• _WHAT THE TASK REQUIRES_
Gather up the lines with the word "this" in them.

• _PROVIDED DATA_
....
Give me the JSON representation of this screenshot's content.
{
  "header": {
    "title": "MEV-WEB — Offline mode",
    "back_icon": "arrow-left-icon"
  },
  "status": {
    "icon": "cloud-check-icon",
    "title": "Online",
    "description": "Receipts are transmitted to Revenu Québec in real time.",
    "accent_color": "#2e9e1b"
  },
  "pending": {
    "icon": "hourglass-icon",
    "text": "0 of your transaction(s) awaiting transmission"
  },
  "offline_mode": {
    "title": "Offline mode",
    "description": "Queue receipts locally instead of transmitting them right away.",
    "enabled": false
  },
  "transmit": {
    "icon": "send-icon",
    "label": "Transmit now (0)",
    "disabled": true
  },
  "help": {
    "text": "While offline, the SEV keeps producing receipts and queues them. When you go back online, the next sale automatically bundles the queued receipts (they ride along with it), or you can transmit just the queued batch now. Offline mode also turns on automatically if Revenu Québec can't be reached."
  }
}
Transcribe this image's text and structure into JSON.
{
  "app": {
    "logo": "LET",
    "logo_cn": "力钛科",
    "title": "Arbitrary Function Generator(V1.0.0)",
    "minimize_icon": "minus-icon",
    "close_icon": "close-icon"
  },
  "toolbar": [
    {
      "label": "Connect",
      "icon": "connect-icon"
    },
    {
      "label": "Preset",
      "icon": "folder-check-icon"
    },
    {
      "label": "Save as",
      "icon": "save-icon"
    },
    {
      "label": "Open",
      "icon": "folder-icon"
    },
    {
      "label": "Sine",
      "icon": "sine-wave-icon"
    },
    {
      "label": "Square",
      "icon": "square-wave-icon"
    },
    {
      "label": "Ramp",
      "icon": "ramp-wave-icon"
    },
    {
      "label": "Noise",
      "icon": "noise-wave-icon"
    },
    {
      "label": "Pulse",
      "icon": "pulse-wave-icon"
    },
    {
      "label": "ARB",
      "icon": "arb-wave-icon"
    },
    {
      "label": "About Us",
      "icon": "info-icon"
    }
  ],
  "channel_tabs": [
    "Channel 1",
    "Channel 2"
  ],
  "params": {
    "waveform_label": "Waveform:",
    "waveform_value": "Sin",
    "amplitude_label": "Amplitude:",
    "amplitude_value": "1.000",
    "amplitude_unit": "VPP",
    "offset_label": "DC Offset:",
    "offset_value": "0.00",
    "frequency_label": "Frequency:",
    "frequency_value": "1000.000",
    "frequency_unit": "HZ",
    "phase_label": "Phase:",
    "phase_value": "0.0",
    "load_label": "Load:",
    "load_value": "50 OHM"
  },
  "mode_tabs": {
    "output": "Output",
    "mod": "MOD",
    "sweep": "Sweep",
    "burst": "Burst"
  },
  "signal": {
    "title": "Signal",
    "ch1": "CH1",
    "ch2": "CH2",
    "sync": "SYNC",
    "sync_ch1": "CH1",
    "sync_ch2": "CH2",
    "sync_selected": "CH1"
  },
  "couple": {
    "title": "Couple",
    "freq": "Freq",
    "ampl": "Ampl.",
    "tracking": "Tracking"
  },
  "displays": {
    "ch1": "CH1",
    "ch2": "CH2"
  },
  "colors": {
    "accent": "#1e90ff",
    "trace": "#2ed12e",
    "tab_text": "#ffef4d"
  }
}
....
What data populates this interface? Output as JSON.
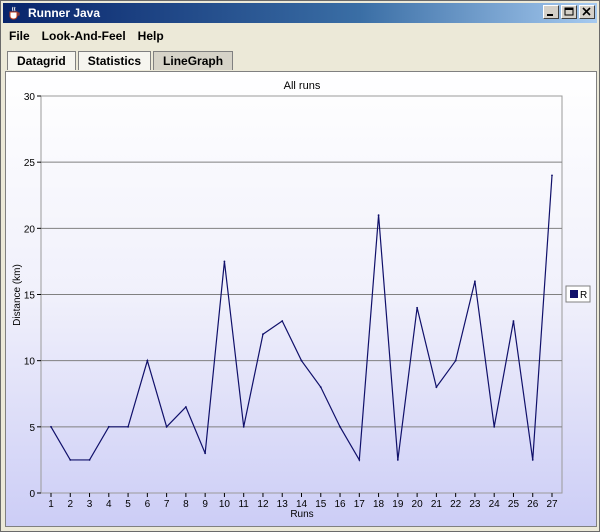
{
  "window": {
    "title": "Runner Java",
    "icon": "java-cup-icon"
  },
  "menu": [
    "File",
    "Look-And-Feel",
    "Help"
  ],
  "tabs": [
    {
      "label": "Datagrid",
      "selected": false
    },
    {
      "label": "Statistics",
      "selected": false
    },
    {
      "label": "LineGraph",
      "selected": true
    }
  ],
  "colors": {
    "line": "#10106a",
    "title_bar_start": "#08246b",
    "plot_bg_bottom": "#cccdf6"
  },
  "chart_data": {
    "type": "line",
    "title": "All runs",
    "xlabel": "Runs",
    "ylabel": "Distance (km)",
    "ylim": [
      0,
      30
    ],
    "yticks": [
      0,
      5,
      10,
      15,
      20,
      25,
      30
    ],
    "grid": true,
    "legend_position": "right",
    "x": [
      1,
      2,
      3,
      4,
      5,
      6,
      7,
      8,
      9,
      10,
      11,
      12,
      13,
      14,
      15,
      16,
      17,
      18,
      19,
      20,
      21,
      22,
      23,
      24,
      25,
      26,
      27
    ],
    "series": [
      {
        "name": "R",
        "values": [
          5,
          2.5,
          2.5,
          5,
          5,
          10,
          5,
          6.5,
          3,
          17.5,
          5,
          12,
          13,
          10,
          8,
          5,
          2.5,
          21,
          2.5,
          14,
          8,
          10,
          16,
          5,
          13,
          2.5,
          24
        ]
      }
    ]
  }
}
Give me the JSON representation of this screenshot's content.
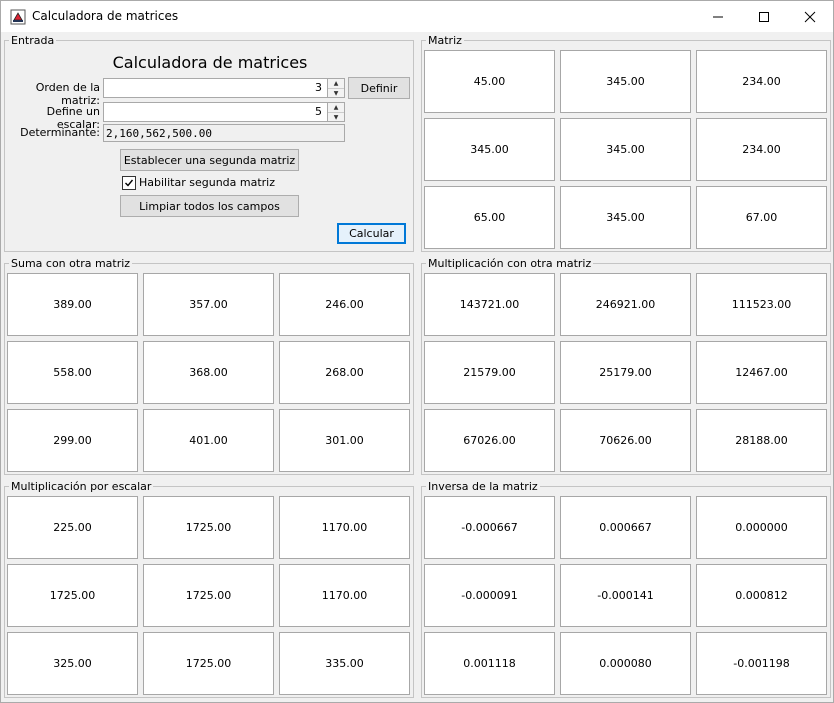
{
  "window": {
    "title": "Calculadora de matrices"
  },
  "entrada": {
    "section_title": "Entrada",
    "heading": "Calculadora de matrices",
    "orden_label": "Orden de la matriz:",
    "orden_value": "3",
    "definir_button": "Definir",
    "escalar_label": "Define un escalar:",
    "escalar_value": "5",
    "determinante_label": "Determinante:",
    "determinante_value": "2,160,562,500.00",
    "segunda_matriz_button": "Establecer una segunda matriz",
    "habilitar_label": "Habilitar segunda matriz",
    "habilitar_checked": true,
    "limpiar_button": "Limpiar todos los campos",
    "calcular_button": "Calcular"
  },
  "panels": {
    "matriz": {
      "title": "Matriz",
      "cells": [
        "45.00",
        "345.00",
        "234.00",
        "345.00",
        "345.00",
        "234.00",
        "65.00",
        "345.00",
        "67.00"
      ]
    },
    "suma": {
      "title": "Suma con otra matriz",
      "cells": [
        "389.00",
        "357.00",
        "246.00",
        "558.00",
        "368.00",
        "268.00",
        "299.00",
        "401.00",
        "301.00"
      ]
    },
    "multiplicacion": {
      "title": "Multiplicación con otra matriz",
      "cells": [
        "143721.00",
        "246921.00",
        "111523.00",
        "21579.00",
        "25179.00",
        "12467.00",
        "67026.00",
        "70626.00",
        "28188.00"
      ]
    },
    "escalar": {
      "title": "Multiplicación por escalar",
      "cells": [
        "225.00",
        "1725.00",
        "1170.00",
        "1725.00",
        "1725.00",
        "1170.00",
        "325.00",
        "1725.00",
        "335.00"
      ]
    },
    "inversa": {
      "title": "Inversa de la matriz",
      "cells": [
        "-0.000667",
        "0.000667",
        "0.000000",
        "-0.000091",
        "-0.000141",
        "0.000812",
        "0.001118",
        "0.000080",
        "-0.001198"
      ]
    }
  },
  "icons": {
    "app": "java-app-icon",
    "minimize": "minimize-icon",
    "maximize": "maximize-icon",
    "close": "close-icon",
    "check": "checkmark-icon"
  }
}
....
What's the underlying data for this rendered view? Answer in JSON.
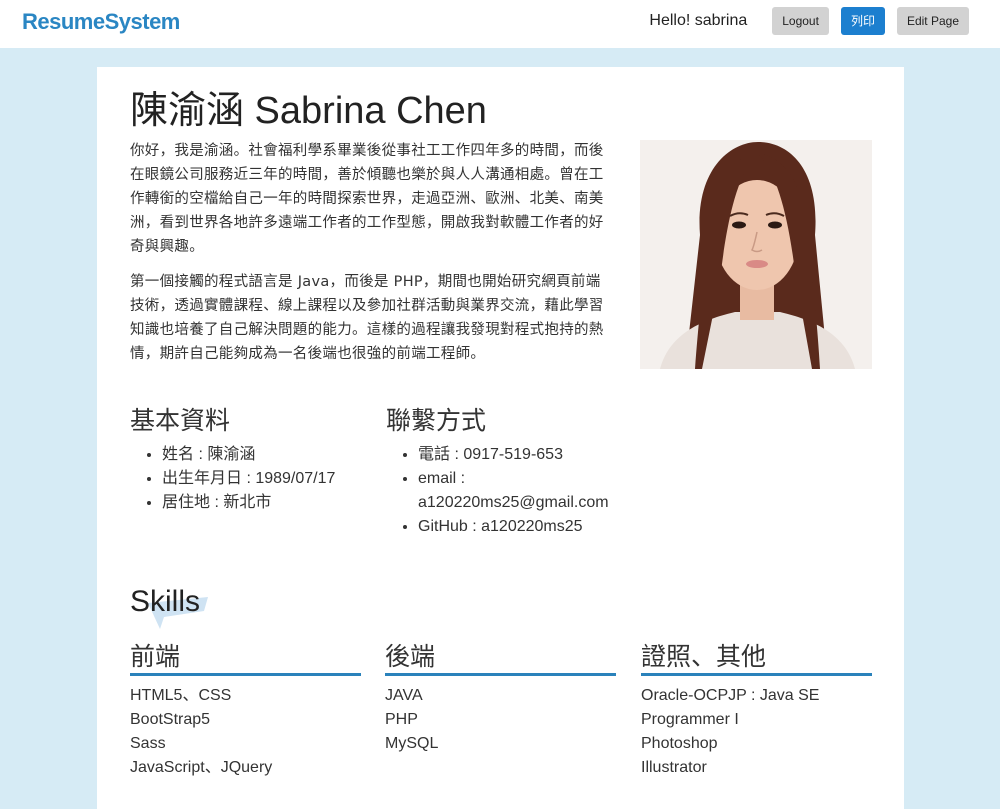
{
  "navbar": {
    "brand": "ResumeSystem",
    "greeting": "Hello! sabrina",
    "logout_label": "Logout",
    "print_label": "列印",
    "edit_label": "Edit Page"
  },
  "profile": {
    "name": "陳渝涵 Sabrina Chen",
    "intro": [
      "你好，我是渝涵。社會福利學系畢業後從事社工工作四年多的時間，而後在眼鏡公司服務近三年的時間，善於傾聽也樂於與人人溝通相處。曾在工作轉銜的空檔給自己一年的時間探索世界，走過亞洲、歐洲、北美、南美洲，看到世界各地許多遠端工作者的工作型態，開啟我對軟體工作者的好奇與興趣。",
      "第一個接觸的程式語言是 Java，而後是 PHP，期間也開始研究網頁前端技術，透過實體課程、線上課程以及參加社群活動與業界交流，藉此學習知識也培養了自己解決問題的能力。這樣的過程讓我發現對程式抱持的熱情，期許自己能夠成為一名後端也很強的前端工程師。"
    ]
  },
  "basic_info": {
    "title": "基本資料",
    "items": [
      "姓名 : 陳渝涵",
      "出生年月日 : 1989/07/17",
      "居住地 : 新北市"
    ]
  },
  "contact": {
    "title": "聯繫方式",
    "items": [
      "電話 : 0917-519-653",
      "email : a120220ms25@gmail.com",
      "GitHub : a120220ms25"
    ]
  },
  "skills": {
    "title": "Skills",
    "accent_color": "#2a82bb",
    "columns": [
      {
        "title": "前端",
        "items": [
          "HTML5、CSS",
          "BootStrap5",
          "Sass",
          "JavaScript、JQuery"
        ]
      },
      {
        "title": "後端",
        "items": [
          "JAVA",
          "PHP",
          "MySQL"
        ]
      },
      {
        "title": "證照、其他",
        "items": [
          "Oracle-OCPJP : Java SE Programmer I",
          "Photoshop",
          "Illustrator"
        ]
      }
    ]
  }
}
....
• _FULL SOLUTION_
Give me the JSON representation of this screenshot's content.
Transcribe this image's text and structure into JSON.
What data populates this interface? Output as JSON.
Give me the JSON representation of this screenshot's content.
What's the underlying data for this rendered view? Answer in JSON.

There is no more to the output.